EXERCISE REQUIREMENTS:
Copy every line from the records below that holds the word "JSON".
>> START RECORDS FOR THIS TASK
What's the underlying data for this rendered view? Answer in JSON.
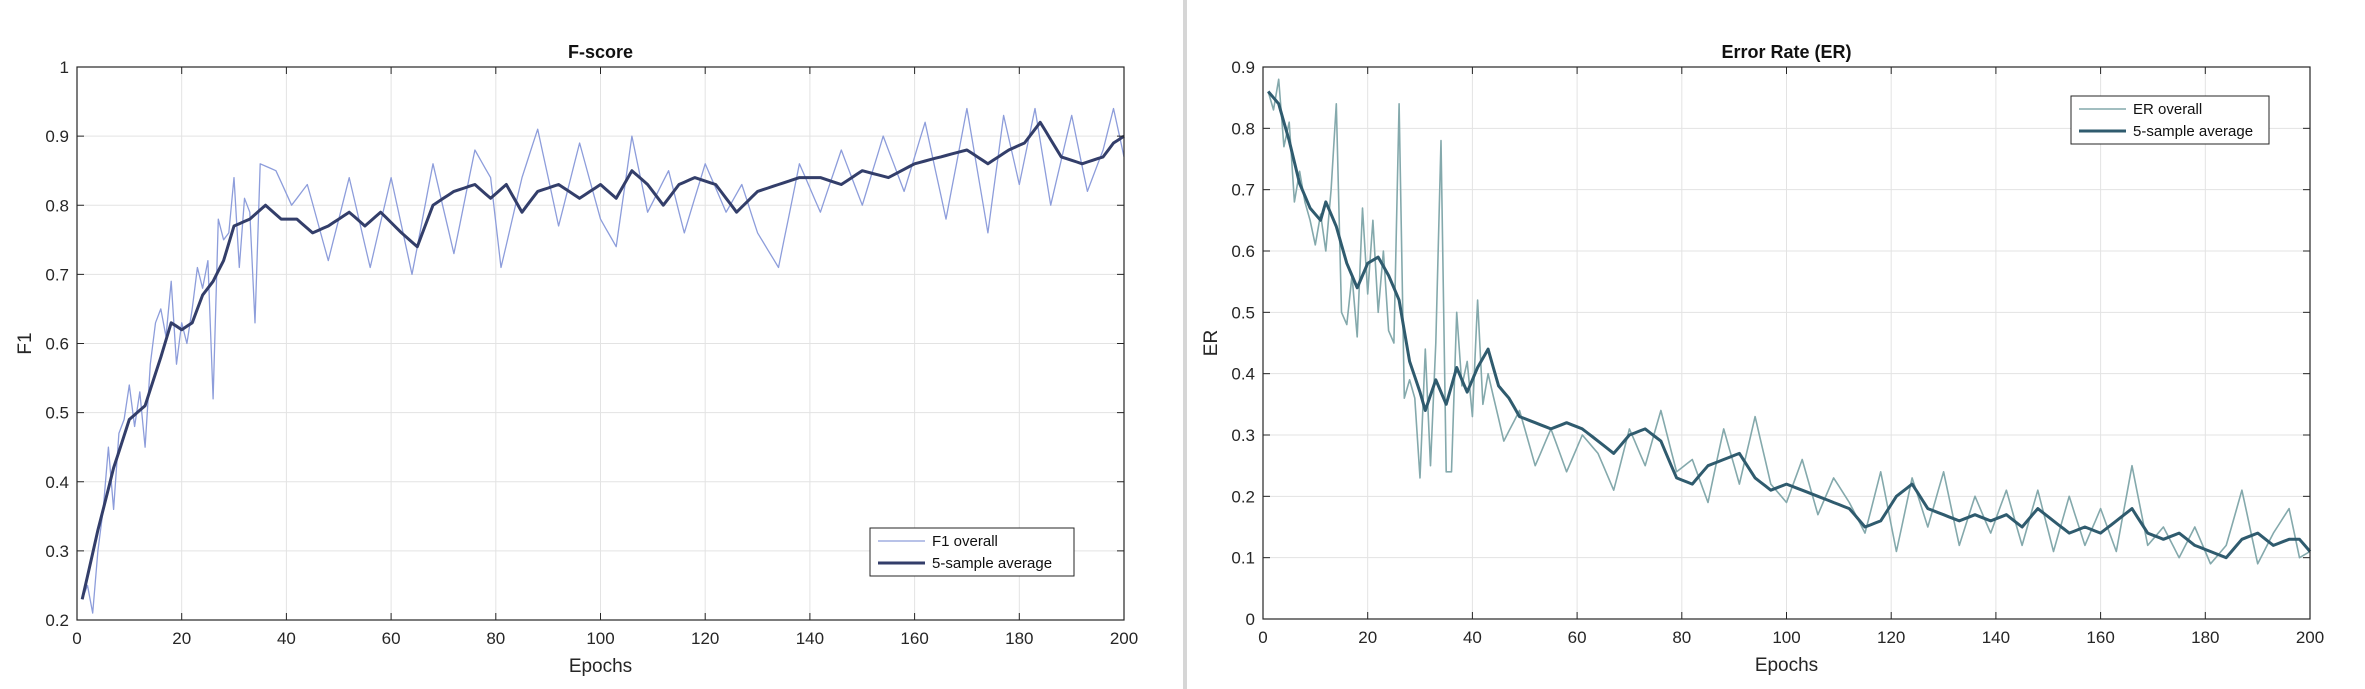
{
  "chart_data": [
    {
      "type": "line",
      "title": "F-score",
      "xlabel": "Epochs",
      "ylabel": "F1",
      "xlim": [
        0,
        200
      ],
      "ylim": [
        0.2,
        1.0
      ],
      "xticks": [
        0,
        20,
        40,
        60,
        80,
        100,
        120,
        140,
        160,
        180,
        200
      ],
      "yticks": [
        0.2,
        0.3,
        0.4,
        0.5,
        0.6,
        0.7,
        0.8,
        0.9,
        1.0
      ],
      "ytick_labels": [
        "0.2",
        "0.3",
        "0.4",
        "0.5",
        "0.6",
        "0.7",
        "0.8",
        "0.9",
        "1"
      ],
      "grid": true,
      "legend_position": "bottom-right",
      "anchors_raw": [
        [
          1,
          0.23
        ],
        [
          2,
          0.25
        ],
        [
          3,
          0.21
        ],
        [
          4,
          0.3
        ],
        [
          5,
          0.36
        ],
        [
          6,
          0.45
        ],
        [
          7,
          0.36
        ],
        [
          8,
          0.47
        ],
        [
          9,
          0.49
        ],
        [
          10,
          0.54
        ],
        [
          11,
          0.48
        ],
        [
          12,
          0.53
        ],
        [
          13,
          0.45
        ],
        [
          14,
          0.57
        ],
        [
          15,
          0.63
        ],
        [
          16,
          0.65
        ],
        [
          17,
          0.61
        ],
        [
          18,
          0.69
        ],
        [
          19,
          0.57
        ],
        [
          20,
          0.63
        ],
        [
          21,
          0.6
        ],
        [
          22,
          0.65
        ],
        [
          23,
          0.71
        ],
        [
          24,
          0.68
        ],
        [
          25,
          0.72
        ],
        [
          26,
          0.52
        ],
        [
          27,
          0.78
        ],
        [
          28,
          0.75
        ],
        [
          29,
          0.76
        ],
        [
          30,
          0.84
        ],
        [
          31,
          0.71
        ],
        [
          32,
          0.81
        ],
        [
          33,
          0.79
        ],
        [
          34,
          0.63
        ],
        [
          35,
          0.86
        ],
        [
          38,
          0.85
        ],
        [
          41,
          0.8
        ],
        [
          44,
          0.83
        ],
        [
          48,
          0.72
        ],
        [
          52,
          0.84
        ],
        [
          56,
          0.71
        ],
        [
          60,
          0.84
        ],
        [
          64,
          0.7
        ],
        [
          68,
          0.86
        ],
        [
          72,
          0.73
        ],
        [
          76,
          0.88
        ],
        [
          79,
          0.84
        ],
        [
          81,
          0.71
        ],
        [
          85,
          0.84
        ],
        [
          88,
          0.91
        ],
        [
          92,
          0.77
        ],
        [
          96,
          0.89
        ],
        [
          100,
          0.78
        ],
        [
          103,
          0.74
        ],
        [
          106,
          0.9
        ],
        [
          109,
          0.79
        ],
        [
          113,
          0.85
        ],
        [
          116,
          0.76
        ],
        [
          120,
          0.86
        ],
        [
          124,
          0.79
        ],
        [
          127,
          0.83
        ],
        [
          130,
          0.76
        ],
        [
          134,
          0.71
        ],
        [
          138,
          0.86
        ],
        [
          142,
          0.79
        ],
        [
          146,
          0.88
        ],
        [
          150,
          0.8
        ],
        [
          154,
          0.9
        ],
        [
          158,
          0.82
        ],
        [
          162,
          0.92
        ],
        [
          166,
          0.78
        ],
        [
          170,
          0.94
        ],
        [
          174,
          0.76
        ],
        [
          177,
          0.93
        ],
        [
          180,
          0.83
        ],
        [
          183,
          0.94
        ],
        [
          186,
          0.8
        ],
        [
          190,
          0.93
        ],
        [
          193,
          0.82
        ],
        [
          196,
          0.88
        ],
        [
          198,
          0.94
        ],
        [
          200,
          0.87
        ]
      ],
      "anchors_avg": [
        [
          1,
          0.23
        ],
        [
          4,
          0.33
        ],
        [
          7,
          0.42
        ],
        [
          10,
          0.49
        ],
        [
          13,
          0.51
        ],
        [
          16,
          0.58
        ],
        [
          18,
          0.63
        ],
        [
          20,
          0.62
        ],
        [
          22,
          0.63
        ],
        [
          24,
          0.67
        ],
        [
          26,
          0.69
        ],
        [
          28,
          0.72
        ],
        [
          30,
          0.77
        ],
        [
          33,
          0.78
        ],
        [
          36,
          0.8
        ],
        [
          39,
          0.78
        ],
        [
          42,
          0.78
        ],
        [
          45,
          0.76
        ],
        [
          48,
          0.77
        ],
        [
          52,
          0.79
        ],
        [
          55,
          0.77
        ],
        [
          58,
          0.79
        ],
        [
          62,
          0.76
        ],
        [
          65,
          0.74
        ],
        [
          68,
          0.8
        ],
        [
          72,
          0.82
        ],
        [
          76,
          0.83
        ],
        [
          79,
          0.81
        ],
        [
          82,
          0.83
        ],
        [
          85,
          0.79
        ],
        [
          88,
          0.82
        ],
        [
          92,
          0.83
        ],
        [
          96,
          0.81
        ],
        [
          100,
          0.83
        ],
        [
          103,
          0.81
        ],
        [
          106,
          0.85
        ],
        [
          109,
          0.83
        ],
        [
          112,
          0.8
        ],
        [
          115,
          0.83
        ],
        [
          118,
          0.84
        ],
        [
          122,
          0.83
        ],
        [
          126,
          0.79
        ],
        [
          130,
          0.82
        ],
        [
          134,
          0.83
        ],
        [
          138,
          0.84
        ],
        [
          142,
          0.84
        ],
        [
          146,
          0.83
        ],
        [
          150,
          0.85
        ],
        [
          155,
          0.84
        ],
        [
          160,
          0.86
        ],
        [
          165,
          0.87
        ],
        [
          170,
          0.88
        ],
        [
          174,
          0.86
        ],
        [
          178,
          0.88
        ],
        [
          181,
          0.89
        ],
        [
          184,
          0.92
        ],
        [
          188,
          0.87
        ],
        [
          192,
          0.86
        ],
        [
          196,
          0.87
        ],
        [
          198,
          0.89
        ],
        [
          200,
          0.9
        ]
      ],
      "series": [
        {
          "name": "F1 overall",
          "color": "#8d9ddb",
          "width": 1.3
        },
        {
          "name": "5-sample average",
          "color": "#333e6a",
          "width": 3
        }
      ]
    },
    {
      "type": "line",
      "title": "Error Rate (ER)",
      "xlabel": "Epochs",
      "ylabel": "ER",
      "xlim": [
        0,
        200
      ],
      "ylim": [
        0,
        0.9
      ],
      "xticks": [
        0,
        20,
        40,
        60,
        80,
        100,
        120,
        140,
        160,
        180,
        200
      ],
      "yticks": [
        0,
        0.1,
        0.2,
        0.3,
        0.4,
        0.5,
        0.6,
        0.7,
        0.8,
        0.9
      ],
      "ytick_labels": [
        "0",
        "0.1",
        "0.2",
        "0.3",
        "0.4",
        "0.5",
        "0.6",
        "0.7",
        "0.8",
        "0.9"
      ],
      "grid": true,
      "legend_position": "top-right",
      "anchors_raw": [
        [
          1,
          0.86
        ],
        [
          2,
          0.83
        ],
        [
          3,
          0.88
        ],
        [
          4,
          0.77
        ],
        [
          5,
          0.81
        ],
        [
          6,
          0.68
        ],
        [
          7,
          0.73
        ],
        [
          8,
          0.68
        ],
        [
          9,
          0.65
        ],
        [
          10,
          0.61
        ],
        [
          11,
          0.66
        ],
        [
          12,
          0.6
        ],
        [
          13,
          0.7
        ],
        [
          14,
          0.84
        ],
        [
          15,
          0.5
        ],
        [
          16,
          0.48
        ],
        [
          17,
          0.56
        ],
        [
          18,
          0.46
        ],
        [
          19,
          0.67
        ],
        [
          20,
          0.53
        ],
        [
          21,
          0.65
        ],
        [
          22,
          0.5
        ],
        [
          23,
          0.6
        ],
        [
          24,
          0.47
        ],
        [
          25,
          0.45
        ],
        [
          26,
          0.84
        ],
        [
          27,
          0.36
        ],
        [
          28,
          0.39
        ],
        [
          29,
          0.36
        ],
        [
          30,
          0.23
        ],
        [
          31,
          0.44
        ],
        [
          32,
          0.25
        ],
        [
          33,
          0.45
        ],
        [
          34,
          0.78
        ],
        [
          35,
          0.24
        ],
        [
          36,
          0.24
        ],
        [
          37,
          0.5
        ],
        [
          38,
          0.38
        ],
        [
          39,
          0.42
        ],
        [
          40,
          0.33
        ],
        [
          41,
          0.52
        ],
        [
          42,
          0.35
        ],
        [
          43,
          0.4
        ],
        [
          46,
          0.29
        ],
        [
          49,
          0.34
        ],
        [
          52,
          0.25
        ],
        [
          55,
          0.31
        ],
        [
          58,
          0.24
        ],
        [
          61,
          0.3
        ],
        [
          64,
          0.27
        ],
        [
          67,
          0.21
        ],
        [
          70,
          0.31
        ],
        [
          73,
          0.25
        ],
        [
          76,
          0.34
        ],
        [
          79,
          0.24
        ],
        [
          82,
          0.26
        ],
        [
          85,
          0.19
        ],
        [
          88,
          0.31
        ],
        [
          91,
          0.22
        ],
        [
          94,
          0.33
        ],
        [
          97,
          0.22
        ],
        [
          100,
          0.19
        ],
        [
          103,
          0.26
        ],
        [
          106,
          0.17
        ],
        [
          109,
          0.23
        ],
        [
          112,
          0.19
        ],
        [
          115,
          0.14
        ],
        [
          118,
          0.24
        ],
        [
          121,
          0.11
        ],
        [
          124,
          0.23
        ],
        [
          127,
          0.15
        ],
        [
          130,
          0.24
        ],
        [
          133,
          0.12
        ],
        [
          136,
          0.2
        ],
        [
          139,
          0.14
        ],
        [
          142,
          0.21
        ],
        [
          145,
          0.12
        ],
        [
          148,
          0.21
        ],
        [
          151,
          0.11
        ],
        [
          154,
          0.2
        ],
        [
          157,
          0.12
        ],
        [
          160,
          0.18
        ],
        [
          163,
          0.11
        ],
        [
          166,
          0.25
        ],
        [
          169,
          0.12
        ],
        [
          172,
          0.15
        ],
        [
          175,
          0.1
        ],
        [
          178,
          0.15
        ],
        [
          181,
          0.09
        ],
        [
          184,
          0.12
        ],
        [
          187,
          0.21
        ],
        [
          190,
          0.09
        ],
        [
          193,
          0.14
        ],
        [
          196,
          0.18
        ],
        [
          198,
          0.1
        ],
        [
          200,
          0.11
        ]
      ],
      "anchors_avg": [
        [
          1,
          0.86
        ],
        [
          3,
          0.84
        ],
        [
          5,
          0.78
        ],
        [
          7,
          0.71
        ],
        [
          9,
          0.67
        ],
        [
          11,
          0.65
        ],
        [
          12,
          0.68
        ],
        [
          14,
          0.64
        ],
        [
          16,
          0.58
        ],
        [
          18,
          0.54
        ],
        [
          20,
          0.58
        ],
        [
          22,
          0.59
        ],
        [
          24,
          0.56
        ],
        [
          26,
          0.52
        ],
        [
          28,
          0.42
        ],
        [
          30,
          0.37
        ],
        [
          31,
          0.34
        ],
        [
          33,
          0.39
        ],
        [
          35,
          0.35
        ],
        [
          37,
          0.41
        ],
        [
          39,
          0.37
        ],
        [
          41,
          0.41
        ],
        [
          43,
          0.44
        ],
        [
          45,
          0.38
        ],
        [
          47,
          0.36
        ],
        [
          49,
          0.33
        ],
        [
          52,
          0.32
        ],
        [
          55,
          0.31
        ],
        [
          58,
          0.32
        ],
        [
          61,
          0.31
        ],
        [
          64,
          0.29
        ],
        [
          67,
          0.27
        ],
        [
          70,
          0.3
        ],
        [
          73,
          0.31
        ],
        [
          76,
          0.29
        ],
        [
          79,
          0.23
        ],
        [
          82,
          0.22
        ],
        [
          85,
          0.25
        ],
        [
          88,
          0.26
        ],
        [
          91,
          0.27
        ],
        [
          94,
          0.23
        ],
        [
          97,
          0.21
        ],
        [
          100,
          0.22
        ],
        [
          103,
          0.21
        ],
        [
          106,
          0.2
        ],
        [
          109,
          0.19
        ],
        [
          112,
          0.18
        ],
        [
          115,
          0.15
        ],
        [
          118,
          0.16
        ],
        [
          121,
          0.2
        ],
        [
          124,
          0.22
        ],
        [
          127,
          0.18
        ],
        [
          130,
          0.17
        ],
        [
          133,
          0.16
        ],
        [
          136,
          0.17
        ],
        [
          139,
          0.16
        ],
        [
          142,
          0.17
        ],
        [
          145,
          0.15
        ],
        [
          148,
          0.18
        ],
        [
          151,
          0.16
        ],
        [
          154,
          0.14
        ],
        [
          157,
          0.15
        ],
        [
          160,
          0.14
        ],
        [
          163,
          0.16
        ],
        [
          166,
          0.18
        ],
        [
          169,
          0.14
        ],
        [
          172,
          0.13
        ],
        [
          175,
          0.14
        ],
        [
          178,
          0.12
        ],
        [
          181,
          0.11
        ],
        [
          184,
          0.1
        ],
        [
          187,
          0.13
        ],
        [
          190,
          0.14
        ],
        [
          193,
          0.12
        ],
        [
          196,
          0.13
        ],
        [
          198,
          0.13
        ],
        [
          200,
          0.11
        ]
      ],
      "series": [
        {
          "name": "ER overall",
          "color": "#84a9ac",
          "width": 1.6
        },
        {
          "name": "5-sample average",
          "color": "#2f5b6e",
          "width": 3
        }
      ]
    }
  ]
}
>> END RECORDS FOR THIS TASK
>> START RECORDS FOR THIS TASK
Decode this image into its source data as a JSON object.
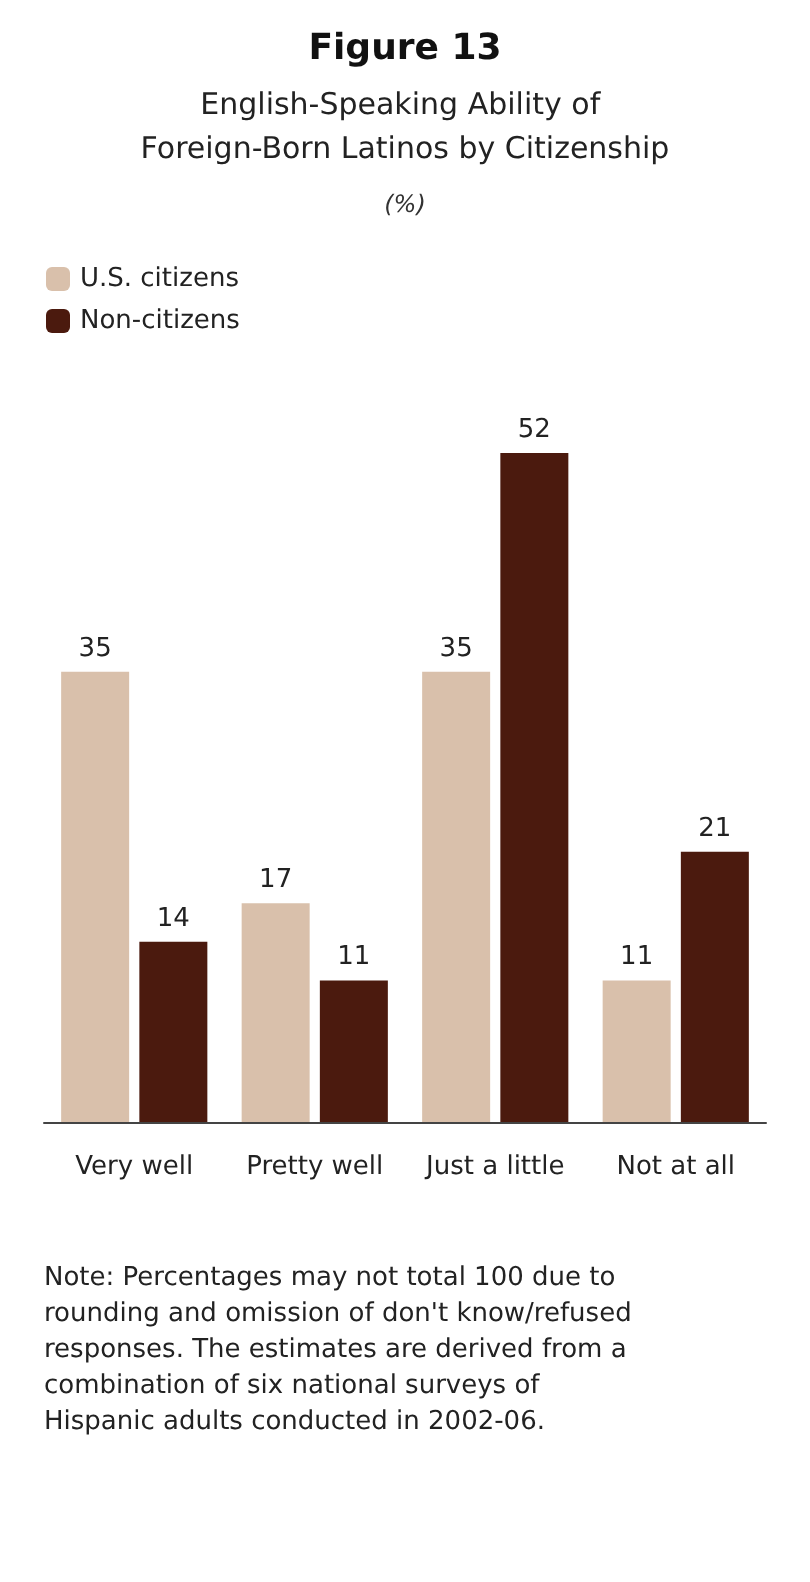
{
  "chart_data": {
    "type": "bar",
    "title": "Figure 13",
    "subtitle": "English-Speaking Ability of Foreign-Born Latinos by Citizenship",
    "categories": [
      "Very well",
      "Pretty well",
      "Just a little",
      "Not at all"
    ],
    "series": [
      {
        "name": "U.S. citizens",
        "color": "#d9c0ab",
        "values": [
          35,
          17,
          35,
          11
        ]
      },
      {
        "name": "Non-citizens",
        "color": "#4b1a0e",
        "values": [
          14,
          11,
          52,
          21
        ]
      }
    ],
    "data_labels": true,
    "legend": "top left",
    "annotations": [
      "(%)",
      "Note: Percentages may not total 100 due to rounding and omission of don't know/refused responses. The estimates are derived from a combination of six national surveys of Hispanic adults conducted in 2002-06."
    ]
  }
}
>> END RECORDS FOR THIS TASK
EXERCISE SOLUTION:
What's the underlying data for this rendered view? Answer in JSON.
Decode this image into its source data as a JSON object.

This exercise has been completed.